> Direction A: Translate this sentence from the article on AppMetr into Spanish: "An event is a simple JSON object with a name and some set of attributes."
> Direction B:
Answer these questions using the article on AppMetr:
(i) In what year did the studio first think about the need to collect and analyze data?
(ii) Which tool did AppMetr use for queues?
(iii) For how long is the checksum of a client's request body saved in Cassandra?

When we operate our mech shooter, War Robots, and our other games, we want to know what’s going on there; it’s also nice to know what’s happening on the servers — this means we need to collect events. Obviously, it’s impossible to do this manually, necessitating some kind of system. To that end, at our studio, we have AppMetr, which has been helping us out for years.
In this article, we’ll talk about how we collect events from our mobile devices and servers, how we store them, and why we don’t use ready-made analytical databases.
We first thought about the need to collect and analyze data back in 2011. At that time, the Pixonic studio was growing and changing rapidly, so we needed a very flexible analytical system.
Our first team of developers didn’t find a suitable solution, so a team member began the creation of our own system. We called it AppMetr, and built it in Java, using Cassandra to store events — we chose these technologies for one simple reason: the team had experience working with them. Additionally, we used Storm for distributed event processing, and Kafka for queues, and of all this was running on Linux servers.
Simultaneously, our main title, the mobile game War Robots, began a period of very active growth. In 6 months, the number of events received by AppMetr increased from 150 to 1 billion events per day. The old architecture couldn’t keep up, so we had to make quick decisions.
AppMetr does three things:
- It collects events
- It stores them
- It allows us to perform analytical queries on them
An event is a simple JSON object with a name and some set of attributes. (However, we don’t know in advance the events, names or attributes that will come to us.)
Event sets are combined into batches, which are transmitted to us over the network. We also support all the standard, JSON-permissible data types, and we use a flexible data scheme, which is very convenient — different development teams can come up with new events and make changes to old ones (for example, by changing the type for some attribute).
That said, this flexible data scheme has its own problems and there aren’t many analytical databases on the market that use it. This is because it’s quite difficult to create or maintain such a system. And if you try to create it yourself, then without fail, over time, your code will become more and more complicated, it will be difficult to optimize, and everything will work slowly. Compressing data without a scheme is also not an easy task. Fortunately, in our case, we managed to partially bypass these problems — but more on that later.
How AppMetr works
We wrote libraries for various programming languages and platforms that accumulate events in memory, form batches, compress them, and send them via the HTTPS protocol to our web servers.
The first one to accept HTTP requests was NGINX. It simply redirected these requests to our processing services, where we separated them, filtered out duplicates and enriched the events with additional attributes (for example, we’d add the current level to each player event).
The problem is that, sometimes, due to poor mobile connection, clients often make several attempts to send the next batch of data. As a result, we ended up with duplicates. At the same time, these duplicates were filtered by the serial number of the batch, stored in the client settings, and incremented with each dispatch, then stored in the so-called “shared preferences”. But it turned out that shared preferences can be sometimes rolled back, and their values can no longer be trusted.
So now, we filter duplicates differently: we calculate the checksum from the client’s request body, save it in Cassandra for six months, and if the client repeats the request within six months — we ignore it. In any case, we must immediately accept events, even if some of our servers are overloaded or unavailable, and when clients are sending much more events than usual (this happens, for example, during when the game is being featured in the store).

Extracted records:
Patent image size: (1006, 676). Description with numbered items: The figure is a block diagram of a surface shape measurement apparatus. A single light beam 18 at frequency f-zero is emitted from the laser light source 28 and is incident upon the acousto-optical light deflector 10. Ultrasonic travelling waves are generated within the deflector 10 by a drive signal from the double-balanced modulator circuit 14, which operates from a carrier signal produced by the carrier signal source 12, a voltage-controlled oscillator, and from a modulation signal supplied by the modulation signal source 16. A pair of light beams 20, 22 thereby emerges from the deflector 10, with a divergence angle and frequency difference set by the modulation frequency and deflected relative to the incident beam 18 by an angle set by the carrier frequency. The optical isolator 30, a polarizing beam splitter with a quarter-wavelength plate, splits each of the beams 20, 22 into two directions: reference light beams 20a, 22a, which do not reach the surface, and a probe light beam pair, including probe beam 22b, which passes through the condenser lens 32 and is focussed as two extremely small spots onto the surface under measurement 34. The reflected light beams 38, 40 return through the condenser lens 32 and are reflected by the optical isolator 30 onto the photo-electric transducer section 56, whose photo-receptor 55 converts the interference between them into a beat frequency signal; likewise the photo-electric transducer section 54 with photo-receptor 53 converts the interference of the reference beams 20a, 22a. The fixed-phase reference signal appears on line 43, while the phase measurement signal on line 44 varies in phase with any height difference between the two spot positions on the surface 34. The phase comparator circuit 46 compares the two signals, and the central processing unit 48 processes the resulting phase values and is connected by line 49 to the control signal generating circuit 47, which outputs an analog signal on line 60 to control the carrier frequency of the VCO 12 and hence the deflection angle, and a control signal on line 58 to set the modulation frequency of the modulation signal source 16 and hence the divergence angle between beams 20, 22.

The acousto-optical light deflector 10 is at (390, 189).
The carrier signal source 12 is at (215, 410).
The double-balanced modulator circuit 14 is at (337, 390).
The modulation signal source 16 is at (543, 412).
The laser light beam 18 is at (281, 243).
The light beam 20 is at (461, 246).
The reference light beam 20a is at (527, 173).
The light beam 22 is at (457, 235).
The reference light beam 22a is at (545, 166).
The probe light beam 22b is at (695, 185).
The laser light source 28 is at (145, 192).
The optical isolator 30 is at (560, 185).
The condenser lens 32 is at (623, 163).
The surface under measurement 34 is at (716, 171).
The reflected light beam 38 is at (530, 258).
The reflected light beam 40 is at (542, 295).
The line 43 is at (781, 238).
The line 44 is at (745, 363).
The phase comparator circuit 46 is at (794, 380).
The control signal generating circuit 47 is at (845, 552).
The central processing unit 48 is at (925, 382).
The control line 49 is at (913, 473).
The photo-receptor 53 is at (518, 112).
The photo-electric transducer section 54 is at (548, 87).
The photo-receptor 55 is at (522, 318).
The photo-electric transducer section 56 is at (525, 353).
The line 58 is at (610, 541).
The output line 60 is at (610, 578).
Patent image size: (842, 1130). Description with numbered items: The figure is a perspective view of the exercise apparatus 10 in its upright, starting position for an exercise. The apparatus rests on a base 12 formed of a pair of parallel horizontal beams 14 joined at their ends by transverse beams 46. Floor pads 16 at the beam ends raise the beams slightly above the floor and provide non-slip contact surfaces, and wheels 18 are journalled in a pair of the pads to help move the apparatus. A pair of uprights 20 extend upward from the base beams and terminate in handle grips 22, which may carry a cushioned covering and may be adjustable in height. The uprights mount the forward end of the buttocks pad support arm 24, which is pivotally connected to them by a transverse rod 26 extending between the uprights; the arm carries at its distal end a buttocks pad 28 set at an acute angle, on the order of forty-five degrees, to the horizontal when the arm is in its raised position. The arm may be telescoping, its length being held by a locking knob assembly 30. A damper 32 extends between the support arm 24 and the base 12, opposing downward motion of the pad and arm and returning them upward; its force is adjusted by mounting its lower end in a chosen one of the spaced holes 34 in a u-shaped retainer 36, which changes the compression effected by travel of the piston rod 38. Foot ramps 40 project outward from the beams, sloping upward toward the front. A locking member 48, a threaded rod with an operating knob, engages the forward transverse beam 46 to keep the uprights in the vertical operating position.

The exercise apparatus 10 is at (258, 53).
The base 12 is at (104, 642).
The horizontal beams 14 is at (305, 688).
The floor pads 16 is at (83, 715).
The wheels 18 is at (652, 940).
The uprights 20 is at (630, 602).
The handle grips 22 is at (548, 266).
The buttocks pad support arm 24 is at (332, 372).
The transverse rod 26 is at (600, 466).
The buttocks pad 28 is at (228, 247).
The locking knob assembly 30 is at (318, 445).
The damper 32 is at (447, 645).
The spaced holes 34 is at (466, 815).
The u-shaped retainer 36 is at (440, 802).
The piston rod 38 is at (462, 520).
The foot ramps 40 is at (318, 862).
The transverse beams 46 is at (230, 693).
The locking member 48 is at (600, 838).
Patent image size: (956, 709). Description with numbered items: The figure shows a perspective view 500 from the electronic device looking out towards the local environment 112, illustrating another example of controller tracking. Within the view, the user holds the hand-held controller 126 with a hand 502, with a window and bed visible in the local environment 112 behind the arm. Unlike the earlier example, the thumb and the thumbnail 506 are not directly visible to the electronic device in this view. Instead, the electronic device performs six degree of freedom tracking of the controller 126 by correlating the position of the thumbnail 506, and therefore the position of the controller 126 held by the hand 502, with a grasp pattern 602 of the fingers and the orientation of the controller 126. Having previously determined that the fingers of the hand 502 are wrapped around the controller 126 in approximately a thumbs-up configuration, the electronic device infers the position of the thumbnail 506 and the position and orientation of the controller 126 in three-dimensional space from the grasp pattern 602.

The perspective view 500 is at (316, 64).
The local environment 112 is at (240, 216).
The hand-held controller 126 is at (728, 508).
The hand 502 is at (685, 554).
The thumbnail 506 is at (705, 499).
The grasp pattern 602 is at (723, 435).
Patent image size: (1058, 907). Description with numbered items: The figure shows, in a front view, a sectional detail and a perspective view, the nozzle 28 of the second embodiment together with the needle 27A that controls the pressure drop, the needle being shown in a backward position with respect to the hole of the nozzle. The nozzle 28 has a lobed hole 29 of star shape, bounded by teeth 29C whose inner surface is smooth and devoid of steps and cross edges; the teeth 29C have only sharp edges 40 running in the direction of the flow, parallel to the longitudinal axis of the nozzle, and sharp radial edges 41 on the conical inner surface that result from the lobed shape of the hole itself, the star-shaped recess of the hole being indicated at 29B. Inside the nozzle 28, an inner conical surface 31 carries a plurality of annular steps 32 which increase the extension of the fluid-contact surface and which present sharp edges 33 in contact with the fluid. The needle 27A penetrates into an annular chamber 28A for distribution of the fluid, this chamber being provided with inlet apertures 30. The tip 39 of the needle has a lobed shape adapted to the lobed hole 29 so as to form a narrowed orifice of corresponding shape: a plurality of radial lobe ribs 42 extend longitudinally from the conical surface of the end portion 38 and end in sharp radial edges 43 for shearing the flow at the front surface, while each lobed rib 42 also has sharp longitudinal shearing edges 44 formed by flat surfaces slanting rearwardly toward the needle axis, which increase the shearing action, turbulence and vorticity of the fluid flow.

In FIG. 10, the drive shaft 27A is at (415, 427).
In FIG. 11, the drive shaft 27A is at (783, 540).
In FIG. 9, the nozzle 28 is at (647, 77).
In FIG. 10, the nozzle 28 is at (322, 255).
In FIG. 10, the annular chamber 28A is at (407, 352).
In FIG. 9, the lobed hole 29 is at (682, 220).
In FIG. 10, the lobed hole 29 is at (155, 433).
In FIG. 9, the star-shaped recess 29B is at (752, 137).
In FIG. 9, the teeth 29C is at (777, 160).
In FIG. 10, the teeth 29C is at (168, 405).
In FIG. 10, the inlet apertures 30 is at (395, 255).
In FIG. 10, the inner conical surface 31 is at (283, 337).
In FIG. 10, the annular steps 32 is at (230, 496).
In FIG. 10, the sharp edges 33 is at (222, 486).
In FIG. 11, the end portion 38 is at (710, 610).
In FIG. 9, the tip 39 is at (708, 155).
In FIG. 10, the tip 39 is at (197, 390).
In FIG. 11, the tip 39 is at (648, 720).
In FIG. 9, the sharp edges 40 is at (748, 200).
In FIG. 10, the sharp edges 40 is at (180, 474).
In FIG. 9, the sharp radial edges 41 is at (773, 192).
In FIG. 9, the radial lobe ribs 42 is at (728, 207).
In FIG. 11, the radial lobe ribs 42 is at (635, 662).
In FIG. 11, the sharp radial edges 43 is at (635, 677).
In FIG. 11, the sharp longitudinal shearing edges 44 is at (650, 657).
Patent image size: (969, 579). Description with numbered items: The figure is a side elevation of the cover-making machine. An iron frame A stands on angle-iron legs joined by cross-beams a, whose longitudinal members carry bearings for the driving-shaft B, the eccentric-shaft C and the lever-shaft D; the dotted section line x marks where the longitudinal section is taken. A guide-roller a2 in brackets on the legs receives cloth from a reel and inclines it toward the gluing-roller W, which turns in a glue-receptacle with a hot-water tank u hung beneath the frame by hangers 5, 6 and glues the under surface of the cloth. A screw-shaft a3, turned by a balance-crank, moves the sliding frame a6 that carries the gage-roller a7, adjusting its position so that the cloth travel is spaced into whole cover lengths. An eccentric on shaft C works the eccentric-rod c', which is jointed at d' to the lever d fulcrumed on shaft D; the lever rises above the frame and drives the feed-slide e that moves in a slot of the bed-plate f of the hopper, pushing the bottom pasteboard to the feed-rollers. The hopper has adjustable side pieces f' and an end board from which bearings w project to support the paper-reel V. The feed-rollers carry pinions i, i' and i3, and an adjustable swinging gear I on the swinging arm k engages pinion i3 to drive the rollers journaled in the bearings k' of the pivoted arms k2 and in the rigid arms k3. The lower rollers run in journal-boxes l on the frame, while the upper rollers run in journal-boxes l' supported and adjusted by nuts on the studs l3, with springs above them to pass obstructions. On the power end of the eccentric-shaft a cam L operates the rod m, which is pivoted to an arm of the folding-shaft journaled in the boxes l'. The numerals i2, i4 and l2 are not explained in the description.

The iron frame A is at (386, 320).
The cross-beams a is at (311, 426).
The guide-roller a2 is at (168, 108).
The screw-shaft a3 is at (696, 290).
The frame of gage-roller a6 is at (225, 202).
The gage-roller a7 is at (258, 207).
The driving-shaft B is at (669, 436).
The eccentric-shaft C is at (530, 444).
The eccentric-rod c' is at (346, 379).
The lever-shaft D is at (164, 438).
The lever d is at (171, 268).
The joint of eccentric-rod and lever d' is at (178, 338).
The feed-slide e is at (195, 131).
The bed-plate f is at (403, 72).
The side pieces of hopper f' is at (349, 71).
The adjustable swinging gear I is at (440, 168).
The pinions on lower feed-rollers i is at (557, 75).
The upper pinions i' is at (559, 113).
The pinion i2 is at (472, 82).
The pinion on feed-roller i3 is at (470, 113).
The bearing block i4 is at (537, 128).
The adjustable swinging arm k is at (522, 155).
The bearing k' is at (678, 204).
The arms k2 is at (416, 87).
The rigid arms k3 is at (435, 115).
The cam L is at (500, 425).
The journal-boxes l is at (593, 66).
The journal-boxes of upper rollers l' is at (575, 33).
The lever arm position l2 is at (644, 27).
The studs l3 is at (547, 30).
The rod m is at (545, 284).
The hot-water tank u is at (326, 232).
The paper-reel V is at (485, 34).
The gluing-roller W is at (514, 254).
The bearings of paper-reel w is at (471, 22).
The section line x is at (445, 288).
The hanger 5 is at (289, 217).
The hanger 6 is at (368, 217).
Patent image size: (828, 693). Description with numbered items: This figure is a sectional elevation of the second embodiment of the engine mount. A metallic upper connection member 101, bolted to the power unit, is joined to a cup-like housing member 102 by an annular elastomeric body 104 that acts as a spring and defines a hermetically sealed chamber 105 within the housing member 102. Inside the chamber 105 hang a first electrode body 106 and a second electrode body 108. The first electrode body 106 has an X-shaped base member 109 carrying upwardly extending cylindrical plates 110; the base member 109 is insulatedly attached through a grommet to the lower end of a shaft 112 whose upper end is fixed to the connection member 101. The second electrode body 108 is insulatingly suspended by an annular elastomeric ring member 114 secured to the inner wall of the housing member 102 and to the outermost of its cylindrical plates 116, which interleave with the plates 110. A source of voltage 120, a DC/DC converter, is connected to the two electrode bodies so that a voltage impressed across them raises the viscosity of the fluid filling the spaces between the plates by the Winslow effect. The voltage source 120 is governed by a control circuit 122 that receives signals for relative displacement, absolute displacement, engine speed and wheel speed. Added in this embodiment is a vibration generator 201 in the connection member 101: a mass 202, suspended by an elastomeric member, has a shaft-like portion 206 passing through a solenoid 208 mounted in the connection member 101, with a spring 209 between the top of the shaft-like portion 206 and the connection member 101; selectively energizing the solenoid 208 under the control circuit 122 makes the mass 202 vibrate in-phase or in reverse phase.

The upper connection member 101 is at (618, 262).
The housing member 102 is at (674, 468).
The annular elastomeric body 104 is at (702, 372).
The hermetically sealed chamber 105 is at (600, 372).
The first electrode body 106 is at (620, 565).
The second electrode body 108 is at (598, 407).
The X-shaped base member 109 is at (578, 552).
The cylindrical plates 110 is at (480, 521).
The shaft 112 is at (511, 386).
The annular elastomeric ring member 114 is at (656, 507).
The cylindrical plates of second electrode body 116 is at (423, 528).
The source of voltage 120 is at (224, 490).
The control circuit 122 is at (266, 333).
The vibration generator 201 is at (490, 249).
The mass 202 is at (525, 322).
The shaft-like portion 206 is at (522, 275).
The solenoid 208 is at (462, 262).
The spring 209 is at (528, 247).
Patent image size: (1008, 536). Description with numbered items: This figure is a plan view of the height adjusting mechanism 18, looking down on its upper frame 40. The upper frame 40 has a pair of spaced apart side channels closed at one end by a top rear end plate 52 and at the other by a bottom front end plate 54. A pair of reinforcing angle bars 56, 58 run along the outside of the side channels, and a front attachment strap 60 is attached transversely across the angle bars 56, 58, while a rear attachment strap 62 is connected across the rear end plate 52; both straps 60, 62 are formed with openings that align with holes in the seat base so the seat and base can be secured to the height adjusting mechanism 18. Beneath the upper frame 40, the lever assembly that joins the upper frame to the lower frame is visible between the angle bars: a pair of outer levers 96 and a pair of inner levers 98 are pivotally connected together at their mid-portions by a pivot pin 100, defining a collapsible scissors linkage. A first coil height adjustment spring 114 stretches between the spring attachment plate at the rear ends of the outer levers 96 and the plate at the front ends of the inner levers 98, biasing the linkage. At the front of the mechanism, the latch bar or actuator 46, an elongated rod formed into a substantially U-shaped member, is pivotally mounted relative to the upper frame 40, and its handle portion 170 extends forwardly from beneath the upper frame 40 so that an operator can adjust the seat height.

> Worked answer A: Un evento es un objeto JSON simple con un nombre y un conjunto de atributos.

> Worked answer B:
(i) 2011
(ii) Kafka
(iii) Six months